--- START OF Stored rows ---
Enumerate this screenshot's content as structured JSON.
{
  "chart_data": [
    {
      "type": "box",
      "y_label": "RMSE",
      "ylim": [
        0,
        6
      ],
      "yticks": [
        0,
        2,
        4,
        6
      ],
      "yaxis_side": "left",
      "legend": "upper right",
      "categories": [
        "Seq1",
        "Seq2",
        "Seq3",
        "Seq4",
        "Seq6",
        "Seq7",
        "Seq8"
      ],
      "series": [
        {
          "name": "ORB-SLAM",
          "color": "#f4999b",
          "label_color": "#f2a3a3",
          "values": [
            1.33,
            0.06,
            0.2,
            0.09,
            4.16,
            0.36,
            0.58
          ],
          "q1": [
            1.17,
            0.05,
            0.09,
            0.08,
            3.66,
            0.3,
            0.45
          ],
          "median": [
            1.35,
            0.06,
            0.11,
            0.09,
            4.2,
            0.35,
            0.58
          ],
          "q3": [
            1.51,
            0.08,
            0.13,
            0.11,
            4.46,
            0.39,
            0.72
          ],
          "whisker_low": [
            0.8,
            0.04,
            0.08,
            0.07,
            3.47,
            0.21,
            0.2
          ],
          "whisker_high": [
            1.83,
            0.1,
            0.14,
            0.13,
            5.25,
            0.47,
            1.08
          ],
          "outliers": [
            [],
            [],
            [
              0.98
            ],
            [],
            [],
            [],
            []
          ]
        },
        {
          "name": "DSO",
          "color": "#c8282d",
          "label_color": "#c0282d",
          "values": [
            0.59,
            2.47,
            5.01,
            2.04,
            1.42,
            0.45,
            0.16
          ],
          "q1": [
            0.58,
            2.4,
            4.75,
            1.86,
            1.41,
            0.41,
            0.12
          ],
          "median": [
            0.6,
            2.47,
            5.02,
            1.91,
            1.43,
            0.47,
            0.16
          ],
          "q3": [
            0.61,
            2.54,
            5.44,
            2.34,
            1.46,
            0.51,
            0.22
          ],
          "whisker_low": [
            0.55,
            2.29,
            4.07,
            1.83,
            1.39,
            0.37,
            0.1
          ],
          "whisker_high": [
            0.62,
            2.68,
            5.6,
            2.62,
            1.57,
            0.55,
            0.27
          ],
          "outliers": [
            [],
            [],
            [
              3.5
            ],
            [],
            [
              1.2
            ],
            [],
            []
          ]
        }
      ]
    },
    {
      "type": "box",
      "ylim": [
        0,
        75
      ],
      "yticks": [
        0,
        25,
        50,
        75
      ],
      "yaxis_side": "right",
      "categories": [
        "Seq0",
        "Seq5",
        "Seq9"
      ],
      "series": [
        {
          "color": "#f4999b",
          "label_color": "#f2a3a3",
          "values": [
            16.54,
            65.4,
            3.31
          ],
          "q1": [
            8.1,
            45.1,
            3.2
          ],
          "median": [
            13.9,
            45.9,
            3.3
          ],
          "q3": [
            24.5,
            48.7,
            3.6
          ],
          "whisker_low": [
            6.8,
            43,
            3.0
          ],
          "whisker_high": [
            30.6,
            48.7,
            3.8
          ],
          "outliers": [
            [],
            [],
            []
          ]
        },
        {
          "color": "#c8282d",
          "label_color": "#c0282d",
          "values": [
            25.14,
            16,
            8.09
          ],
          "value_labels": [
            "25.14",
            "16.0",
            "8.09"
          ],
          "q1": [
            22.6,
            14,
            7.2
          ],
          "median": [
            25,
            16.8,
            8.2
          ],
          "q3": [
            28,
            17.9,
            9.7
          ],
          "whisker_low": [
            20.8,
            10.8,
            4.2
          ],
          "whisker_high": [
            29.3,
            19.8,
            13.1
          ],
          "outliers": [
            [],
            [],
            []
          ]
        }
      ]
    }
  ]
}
--- END OF Stored rows ---
Reproduce the listing above word for word.

Output
Enumerate this screenshot's content as structured JSON.
{
  "chart_data": [
    {
      "type": "box",
      "y_label": "RMSE",
      "ylim": [
        0,
        6
      ],
      "yticks": [
        0,
        2,
        4,
        6
      ],
      "yaxis_side": "left",
      "legend": "upper right",
      "categories": [
        "Seq1",
        "Seq2",
        "Seq3",
        "Seq4",
        "Seq6",
        "Seq7",
        "Seq8"
      ],
      "series": [
        {
          "name": "ORB-SLAM",
          "color": "#f4999b",
          "label_color": "#f2a3a3",
          "values": [
            1.33,
            0.06,
            0.2,
            0.09,
            4.16,
            0.36,
            0.58
          ],
          "q1": [
            1.17,
            0.05,
            0.09,
            0.08,
            3.66,
            0.3,
            0.45
          ],
          "median": [
            1.35,
            0.06,
            0.11,
            0.09,
            4.2,
            0.35,
            0.58
          ],
          "q3": [
            1.51,
            0.08,
            0.13,
            0.11,
            4.46,
            0.39,
            0.72
          ],
          "whisker_low": [
            0.8,
            0.04,
            0.08,
            0.07,
            3.47,
            0.21,
            0.2
          ],
          "whisker_high": [
            1.83,
            0.1,
            0.14,
            0.13,
            5.25,
            0.47,
            1.08
          ],
          "outliers": [
            [],
            [],
            [
              0.98
            ],
            [],
            [],
            [],
            []
          ]
        },
        {
          "name": "DSO",
          "color": "#c8282d",
          "label_color": "#c0282d",
          "values": [
            0.59,
            2.47,
            5.01,
            2.04,
            1.42,
            0.45,
            0.16
          ],
          "q1": [
            0.58,
            2.4,
            4.75,
            1.86,
            1.41,
            0.41,
            0.12
          ],
          "median": [
            0.6,
            2.47,
            5.02,
            1.91,
            1.43,
            0.47,
            0.16
          ],
          "q3": [
            0.61,
            2.54,
            5.44,
            2.34,
            1.46,
            0.51,
            0.22
          ],
          "whisker_low": [
            0.55,
            2.29,
            4.07,
            1.83,
            1.39,
            0.37,
            0.1
          ],
          "whisker_high": [
            0.62,
            2.68,
            5.6,
            2.62,
            1.57,
            0.55,
            0.27
          ],
          "outliers": [
            [],
            [],
            [
              3.5
            ],
            [],
            [
              1.2
            ],
            [],
            []
          ]
        }
      ]
    },
    {
      "type": "box",
      "ylim": [
        0,
        75
      ],
      "yticks": [
        0,
        25,
        50,
        75
      ],
      "yaxis_side": "right",
      "categories": [
        "Seq0",
        "Seq5",
        "Seq9"
      ],
      "series": [
        {
          "color": "#f4999b",
          "label_color": "#f2a3a3",
          "values": [
            16.54,
            65.4,
            3.31
          ],
          "q1": [
            8.1,
            45.1,
            3.2
          ],
          "median": [
            13.9,
            45.9,
            3.3
          ],
          "q3": [
            24.5,
            48.7,
            3.6
          ],
          "whisker_low": [
            6.8,
            43,
            3.0
          ],
          "whisker_high": [
            30.6,
            48.7,
            3.8
          ],
          "outliers": [
            [],
            [],
            []
          ]
        },
        {
          "color": "#c8282d",
          "label_color": "#c0282d",
          "values": [
            25.14,
            16,
            8.09
          ],
          "value_labels": [
            "25.14",
            "16.0",
            "8.09"
          ],
          "q1": [
            22.6,
            14,
            7.2
          ],
          "median": [
            25,
            16.8,
            8.2
          ],
          "q3": [
            28,
            17.9,
            9.7
          ],
          "whisker_low": [
            20.8,
            10.8,
            4.2
          ],
          "whisker_high": [
            29.3,
            19.8,
            13.1
          ],
          "outliers": [
            [],
            [],
            []
          ]
        }
      ]
    }
  ]
}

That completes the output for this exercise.